Written task:
Echo back every line from the one containing "Identify all the" down to the one containing "1382, 1414, 1417]", word for word and with nothing else.

Raw data:
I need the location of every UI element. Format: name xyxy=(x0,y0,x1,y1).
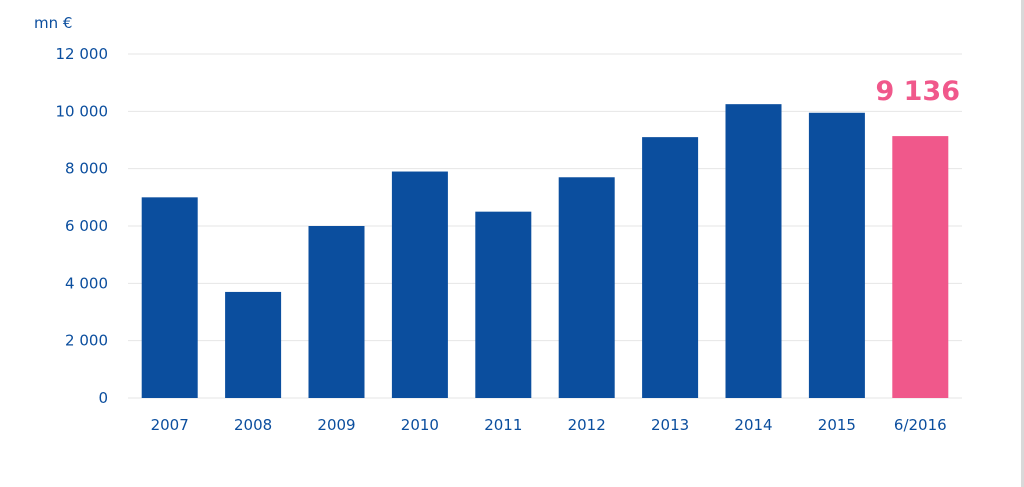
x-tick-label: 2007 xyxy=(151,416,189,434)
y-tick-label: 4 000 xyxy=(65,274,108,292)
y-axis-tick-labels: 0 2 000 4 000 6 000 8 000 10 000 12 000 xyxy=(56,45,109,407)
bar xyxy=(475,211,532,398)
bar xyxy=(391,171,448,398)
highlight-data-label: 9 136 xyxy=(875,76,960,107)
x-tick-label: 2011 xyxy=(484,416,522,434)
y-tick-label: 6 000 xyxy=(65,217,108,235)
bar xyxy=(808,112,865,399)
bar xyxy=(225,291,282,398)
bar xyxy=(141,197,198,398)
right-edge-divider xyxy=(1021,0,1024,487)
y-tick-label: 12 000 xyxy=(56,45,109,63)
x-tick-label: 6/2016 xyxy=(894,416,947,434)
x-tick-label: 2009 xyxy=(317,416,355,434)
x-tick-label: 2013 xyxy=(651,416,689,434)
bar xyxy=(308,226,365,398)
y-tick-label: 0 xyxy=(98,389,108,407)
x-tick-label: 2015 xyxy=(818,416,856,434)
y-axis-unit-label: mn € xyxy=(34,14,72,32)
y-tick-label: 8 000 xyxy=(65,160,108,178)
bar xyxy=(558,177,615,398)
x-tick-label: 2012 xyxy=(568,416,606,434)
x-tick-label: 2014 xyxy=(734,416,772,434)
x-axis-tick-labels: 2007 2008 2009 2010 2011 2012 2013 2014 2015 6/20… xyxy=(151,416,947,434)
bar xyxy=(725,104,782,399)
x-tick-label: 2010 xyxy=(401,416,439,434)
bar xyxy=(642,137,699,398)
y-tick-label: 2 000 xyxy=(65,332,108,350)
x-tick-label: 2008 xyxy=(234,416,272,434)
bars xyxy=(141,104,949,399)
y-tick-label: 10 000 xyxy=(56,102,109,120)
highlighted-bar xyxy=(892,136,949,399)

...

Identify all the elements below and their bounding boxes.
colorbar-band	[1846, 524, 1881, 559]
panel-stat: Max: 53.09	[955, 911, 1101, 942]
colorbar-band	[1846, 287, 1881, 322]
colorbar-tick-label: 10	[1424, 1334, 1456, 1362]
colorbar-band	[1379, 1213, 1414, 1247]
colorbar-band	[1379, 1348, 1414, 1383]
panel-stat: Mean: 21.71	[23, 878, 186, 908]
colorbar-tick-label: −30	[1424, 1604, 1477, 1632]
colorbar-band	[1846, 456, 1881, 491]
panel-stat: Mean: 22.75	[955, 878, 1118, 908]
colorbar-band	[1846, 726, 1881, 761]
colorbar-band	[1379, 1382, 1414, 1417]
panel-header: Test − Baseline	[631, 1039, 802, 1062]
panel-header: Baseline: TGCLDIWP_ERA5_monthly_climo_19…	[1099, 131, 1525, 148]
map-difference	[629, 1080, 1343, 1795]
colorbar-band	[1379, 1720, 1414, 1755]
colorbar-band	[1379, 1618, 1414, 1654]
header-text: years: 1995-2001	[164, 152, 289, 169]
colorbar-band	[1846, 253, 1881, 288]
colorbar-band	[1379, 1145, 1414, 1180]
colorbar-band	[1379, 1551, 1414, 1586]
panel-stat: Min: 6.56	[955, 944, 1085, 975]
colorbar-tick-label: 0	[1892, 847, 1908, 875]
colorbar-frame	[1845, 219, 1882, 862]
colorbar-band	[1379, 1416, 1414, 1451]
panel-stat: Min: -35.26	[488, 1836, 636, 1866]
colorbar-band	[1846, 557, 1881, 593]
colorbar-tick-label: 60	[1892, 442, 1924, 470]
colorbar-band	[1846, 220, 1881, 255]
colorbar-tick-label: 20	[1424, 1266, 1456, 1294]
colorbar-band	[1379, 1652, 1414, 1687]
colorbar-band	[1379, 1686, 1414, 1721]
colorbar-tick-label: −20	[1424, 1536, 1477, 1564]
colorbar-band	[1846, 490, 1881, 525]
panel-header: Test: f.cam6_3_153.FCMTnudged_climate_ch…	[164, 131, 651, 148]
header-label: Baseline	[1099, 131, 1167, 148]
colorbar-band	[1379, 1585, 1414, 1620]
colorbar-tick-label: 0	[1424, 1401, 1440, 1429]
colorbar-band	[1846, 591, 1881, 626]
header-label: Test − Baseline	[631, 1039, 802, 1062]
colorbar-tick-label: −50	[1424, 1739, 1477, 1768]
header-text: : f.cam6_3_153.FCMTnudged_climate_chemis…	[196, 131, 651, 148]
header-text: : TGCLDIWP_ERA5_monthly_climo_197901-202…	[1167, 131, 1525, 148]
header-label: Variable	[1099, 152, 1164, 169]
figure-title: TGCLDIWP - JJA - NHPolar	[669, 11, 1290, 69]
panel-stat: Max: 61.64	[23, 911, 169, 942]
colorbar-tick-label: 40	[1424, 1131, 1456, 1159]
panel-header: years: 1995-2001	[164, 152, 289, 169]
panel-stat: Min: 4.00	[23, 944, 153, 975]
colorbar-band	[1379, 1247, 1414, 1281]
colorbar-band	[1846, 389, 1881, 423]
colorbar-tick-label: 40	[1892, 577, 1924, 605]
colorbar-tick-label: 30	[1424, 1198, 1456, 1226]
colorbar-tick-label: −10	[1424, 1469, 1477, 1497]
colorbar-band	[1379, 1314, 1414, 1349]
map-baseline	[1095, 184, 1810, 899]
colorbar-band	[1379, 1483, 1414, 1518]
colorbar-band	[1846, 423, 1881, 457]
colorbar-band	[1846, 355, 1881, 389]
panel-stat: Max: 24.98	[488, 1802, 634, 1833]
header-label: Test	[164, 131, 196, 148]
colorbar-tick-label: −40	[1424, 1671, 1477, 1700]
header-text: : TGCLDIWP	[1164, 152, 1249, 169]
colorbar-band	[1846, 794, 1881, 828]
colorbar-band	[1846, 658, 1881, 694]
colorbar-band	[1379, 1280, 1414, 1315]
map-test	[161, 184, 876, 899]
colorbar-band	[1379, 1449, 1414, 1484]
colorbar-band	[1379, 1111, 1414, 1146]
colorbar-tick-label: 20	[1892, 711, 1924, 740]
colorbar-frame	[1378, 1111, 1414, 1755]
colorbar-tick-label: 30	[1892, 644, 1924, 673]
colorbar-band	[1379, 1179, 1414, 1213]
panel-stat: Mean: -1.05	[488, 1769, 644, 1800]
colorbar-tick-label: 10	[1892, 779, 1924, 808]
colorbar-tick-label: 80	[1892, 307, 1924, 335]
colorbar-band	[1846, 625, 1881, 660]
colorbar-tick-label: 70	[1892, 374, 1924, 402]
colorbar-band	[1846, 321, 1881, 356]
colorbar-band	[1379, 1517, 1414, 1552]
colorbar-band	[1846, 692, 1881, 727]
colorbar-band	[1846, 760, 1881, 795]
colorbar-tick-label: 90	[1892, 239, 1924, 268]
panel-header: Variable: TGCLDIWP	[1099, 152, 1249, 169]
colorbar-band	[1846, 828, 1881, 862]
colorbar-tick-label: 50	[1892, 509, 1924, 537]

Expected answer:
Identify all the elements below and their bounding boxes.
colorbar-band	[1846, 524, 1881, 559]
panel-stat: Max: 53.09	[955, 911, 1101, 942]
colorbar-band	[1846, 287, 1881, 322]
colorbar-tick-label: 10	[1424, 1334, 1456, 1362]
colorbar-band	[1379, 1213, 1414, 1247]
colorbar-band	[1379, 1348, 1414, 1383]
panel-stat: Mean: 21.71	[23, 878, 186, 908]
colorbar-tick-label: −30	[1424, 1604, 1477, 1632]
colorbar-band	[1846, 456, 1881, 491]
panel-stat: Mean: 22.75	[955, 878, 1118, 908]
colorbar-band	[1846, 726, 1881, 761]
colorbar-band	[1379, 1382, 1414, 1417]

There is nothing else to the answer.